• **DO THIS**
Wherever the word "intended" turns up in a line of the entries, copy that line.

(Items from a dataset)

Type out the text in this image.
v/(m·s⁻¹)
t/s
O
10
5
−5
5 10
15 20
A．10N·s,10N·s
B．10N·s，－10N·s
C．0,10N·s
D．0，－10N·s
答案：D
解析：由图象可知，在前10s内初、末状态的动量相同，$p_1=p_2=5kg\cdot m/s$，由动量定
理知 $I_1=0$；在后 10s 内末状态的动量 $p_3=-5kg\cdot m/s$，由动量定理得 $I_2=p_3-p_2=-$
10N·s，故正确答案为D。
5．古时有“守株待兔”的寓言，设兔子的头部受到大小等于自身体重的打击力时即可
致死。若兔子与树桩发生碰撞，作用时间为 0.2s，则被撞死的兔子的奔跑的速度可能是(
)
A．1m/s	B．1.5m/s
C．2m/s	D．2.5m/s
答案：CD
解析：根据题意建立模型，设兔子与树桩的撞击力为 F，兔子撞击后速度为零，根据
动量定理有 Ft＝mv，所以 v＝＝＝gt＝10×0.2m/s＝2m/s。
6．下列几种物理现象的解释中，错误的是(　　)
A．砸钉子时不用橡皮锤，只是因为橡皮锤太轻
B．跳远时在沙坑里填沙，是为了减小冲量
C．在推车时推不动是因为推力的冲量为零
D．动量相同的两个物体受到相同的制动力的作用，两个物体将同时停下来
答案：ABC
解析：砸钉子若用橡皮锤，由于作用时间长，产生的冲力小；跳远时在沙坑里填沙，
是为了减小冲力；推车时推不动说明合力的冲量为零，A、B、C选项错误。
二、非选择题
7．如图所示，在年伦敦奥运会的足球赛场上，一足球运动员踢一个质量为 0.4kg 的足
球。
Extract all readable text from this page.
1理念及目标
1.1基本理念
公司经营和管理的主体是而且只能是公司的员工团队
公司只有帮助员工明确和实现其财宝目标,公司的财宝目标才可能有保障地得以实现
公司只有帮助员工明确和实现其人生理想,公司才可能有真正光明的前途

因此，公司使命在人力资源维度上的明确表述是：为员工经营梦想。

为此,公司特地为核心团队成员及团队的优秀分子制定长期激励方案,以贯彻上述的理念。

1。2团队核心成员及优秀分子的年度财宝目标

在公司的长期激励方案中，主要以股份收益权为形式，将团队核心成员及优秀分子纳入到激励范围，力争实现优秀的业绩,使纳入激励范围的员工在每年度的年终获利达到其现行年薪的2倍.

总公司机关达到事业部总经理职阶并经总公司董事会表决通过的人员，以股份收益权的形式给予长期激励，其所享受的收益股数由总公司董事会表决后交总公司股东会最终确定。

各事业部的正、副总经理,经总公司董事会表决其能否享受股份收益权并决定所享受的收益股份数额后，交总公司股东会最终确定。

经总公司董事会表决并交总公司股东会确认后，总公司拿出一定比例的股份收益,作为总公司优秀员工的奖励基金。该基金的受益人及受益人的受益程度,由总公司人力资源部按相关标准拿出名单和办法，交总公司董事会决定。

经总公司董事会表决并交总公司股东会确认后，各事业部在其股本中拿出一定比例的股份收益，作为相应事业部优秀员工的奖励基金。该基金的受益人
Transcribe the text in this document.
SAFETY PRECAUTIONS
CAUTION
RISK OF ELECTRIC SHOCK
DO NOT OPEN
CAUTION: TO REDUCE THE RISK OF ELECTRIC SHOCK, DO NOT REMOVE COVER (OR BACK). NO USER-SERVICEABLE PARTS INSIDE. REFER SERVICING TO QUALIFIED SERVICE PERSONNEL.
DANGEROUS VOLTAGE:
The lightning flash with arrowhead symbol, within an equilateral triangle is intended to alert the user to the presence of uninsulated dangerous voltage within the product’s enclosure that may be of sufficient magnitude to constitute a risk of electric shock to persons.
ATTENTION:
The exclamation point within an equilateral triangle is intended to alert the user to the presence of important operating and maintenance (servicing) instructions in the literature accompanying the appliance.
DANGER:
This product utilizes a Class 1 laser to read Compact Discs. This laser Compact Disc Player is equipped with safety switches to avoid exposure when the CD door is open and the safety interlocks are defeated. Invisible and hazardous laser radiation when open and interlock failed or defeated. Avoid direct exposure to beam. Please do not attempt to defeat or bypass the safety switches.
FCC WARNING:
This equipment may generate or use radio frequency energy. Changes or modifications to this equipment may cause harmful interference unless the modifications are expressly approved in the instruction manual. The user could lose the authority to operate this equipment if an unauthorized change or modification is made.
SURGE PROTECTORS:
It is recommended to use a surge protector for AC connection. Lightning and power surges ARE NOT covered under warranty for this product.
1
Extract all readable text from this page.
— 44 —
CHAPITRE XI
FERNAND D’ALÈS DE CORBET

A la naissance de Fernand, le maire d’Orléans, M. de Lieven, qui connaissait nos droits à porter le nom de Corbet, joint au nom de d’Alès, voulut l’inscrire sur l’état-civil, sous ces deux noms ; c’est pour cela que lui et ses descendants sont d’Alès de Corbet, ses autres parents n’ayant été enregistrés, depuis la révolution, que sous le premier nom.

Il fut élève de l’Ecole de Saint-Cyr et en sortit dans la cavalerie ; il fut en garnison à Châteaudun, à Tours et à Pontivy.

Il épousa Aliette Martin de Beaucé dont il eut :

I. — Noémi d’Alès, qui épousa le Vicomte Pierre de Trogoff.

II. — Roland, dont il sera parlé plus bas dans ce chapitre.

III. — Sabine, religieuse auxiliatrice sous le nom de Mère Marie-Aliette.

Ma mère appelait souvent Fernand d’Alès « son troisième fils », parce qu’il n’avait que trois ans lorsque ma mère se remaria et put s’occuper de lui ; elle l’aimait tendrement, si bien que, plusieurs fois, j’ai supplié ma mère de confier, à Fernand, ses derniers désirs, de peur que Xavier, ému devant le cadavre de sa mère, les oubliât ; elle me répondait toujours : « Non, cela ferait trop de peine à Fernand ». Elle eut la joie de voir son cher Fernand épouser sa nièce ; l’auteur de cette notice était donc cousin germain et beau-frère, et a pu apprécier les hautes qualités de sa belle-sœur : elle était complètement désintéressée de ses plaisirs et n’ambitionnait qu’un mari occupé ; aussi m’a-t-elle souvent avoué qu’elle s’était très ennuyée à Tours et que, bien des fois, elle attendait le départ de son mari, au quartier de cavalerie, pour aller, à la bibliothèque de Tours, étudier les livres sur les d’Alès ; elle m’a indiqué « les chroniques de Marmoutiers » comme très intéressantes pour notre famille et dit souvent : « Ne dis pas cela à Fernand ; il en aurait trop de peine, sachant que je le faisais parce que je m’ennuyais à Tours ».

• **FINISHED ANSWER**
The lightning flash with arrowhead symbol, within an equilateral triangle is intended to alert the user to the presence of uninsulated dangerous voltage within the product’s enclosure that may be of sufficient magnitude to constitute a risk of electric shock to persons.
The exclamation point within an equilateral triangle is intended to alert the user to the presence of important operating and maintenance (servicing) instructions in the literature accompanying the appliance.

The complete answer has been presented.